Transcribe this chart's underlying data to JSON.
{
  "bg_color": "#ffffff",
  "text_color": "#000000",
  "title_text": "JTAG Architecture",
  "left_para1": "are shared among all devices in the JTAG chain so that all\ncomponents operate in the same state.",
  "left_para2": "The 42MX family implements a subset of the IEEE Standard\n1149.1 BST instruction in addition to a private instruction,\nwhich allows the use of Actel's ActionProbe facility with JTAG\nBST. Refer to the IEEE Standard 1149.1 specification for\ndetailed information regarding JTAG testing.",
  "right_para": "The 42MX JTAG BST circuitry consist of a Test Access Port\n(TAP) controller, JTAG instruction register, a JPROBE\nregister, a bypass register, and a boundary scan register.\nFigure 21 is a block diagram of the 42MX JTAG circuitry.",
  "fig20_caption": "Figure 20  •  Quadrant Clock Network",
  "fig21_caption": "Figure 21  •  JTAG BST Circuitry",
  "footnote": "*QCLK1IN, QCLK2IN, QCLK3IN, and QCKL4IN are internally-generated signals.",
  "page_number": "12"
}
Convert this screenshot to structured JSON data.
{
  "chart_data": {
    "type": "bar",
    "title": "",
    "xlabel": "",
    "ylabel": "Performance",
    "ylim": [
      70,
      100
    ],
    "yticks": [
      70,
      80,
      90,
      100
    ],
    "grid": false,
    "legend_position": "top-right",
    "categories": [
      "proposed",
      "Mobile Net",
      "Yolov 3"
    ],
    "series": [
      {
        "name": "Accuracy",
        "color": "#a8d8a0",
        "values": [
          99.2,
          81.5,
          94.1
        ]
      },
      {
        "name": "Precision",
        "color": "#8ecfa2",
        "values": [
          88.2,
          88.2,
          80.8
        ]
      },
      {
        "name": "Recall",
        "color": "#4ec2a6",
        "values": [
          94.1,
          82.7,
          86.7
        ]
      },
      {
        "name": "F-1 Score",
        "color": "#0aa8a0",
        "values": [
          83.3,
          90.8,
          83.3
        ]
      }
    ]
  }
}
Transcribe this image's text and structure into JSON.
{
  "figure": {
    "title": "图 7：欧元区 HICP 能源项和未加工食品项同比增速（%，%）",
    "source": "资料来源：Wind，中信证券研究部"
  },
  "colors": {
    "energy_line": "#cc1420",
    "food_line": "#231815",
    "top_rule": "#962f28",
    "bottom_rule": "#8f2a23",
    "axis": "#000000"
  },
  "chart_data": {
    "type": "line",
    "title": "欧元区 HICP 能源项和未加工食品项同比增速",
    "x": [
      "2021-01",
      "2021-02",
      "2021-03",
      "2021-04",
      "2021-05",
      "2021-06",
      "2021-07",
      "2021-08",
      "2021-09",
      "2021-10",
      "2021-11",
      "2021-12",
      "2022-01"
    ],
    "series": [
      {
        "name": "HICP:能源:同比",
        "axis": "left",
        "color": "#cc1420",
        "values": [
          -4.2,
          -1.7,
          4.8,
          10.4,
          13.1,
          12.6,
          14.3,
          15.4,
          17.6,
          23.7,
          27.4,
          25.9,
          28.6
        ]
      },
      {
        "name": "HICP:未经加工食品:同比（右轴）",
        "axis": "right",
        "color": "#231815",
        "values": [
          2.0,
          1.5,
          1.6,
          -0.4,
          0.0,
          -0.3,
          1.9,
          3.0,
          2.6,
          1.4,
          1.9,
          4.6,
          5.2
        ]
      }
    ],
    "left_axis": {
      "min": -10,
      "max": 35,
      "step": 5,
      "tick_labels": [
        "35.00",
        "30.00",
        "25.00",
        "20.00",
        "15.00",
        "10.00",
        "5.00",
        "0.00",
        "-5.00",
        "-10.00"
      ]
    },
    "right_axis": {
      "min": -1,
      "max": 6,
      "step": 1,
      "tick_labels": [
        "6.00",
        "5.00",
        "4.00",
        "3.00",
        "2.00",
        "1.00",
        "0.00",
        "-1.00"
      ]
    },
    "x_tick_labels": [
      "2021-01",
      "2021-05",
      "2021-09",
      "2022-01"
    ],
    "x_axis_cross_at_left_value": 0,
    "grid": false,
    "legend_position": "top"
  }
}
......
▶ _GOAL OF THE EXERCISE_
Please quote the data above in full, with no line missing.

▶ _TASK ANSWER_
Transcribe this chart's underlying data to JSON.
{
  "bg_color": "#ffffff",
  "text_color": "#000000",
  "title_text": "JTAG Architecture",
  "left_para1": "are shared among all devices in the JTAG chain so that all\ncomponents operate in the same state.",
  "left_para2": "The 42MX family implements a subset of the IEEE Standard\n1149.1 BST instruction in addition to a private instruction,\nwhich allows the use of Actel's ActionProbe facility with JTAG\nBST. Refer to the IEEE Standard 1149.1 specification for\ndetailed information regarding JTAG testing.",
  "right_para": "The 42MX JTAG BST circuitry consist of a Test Access Port\n(TAP) controller, JTAG instruction register, a JPROBE\nregister, a bypass register, and a boundary scan register.\nFigure 21 is a block diagram of the 42MX JTAG circuitry.",
  "fig20_caption": "Figure 20  •  Quadrant Clock Network",
  "fig21_caption": "Figure 21  •  JTAG BST Circuitry",
  "footnote": "*QCLK1IN, QCLK2IN, QCLK3IN, and QCKL4IN are internally-generated signals.",
  "page_number": "12"
}
Convert this screenshot to structured JSON data.
{
  "chart_data": {
    "type": "bar",
    "title": "",
    "xlabel": "",
    "ylabel": "Performance",
    "ylim": [
      70,
      100
    ],
    "yticks": [
      70,
      80,
      90,
      100
    ],
    "grid": false,
    "legend_position": "top-right",
    "categories": [
      "proposed",
      "Mobile Net",
      "Yolov 3"
    ],
    "series": [
      {
        "name": "Accuracy",
        "color": "#a8d8a0",
        "values": [
          99.2,
          81.5,
          94.1
        ]
      },
      {
        "name": "Precision",
        "color": "#8ecfa2",
        "values": [
          88.2,
          88.2,
          80.8
        ]
      },
      {
        "name": "Recall",
        "color": "#4ec2a6",
        "values": [
          94.1,
          82.7,
          86.7
        ]
      },
      {
        "name": "F-1 Score",
        "color": "#0aa8a0",
        "values": [
          83.3,
          90.8,
          83.3
        ]
      }
    ]
  }
}
Transcribe this image's text and structure into JSON.
{
  "figure": {
    "title": "图 7：欧元区 HICP 能源项和未加工食品项同比增速（%，%）",
    "source": "资料来源：Wind，中信证券研究部"
  },
  "colors": {
    "energy_line": "#cc1420",
    "food_line": "#231815",
    "top_rule": "#962f28",
    "bottom_rule": "#8f2a23",
    "axis": "#000000"
  },
  "chart_data": {
    "type": "line",
    "title": "欧元区 HICP 能源项和未加工食品项同比增速",
    "x": [
      "2021-01",
      "2021-02",
      "2021-03",
      "2021-04",
      "2021-05",
      "2021-06",
      "2021-07",
      "2021-08",
      "2021-09",
      "2021-10",
      "2021-11",
      "2021-12",
      "2022-01"
    ],
    "series": [
      {
        "name": "HICP:能源:同比",
        "axis": "left",
        "color": "#cc1420",
        "values": [
          -4.2,
          -1.7,
          4.8,
          10.4,
          13.1,
          12.6,
          14.3,
          15.4,
          17.6,
          23.7,
          27.4,
          25.9,
          28.6
        ]
      },
      {
        "name": "HICP:未经加工食品:同比（右轴）",
        "axis": "right",
        "color": "#231815",
        "values": [
          2.0,
          1.5,
          1.6,
          -0.4,
          0.0,
          -0.3,
          1.9,
          3.0,
          2.6,
          1.4,
          1.9,
          4.6,
          5.2
        ]
      }
    ],
    "left_axis": {
      "min": -10,
      "max": 35,
      "step": 5,
      "tick_labels": [
        "35.00",
        "30.00",
        "25.00",
        "20.00",
        "15.00",
        "10.00",
        "5.00",
        "0.00",
        "-5.00",
        "-10.00"
      ]
    },
    "right_axis": {
      "min": -1,
      "max": 6,
      "step": 1,
      "tick_labels": [
        "6.00",
        "5.00",
        "4.00",
        "3.00",
        "2.00",
        "1.00",
        "0.00",
        "-1.00"
      ]
    },
    "x_tick_labels": [
      "2021-01",
      "2021-05",
      "2021-09",
      "2022-01"
    ],
    "x_axis_cross_at_left_value": 0,
    "grid": false,
    "legend_position": "top"
  }
}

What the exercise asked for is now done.